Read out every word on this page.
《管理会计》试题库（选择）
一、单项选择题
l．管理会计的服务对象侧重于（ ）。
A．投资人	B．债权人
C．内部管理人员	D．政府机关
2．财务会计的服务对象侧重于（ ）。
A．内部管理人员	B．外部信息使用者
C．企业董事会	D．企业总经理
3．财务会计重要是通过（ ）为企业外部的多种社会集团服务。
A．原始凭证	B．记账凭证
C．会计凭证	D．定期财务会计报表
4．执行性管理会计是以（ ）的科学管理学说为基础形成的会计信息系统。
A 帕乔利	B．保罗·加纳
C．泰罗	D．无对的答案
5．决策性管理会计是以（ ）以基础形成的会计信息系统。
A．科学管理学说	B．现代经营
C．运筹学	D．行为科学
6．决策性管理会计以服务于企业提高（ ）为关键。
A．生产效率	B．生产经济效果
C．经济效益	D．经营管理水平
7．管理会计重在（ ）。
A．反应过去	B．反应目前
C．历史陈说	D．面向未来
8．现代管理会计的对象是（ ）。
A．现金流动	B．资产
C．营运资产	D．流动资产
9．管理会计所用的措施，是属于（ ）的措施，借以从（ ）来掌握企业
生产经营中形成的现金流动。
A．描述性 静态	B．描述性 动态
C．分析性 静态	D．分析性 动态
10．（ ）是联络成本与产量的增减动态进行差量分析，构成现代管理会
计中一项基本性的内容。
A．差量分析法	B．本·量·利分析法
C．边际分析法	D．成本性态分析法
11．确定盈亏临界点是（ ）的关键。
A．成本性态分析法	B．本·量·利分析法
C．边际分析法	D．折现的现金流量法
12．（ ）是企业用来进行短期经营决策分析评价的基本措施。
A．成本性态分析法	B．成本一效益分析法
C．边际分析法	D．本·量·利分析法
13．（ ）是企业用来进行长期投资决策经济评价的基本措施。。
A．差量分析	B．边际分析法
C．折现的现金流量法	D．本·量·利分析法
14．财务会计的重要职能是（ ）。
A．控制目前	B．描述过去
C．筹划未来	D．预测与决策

+++

* **SHORT EXERCISE**: Repeat every line of the records above exactly.

* **RESULT BELOW**:
Read out every word on this page.
《管理会计》试题库（选择）
一、单项选择题
l．管理会计的服务对象侧重于（ ）。
A．投资人	B．债权人
C．内部管理人员	D．政府机关
2．财务会计的服务对象侧重于（ ）。
A．内部管理人员	B．外部信息使用者
C．企业董事会	D．企业总经理
3．财务会计重要是通过（ ）为企业外部的多种社会集团服务。
A．原始凭证	B．记账凭证
C．会计凭证	D．定期财务会计报表
4．执行性管理会计是以（ ）的科学管理学说为基础形成的会计信息系统。
A 帕乔利	B．保罗·加纳
C．泰罗	D．无对的答案
5．决策性管理会计是以（ ）以基础形成的会计信息系统。
A．科学管理学说	B．现代经营
C．运筹学	D．行为科学
6．决策性管理会计以服务于企业提高（ ）为关键。
A．生产效率	B．生产经济效果
C．经济效益	D．经营管理水平
7．管理会计重在（ ）。
A．反应过去	B．反应目前
C．历史陈说	D．面向未来
8．现代管理会计的对象是（ ）。
A．现金流动	B．资产
C．营运资产	D．流动资产
9．管理会计所用的措施，是属于（ ）的措施，借以从（ ）来掌握企业
生产经营中形成的现金流动。
A．描述性 静态	B．描述性 动态
C．分析性 静态	D．分析性 动态
10．（ ）是联络成本与产量的增减动态进行差量分析，构成现代管理会
计中一项基本性的内容。
A．差量分析法	B．本·量·利分析法
C．边际分析法	D．成本性态分析法
11．确定盈亏临界点是（ ）的关键。
A．成本性态分析法	B．本·量·利分析法
C．边际分析法	D．折现的现金流量法
12．（ ）是企业用来进行短期经营决策分析评价的基本措施。
A．成本性态分析法	B．成本一效益分析法
C．边际分析法	D．本·量·利分析法
13．（ ）是企业用来进行长期投资决策经济评价的基本措施。。
A．差量分析	B．边际分析法
C．折现的现金流量法	D．本·量·利分析法
14．财务会计的重要职能是（ ）。
A．控制目前	B．描述过去
C．筹划未来	D．预测与决策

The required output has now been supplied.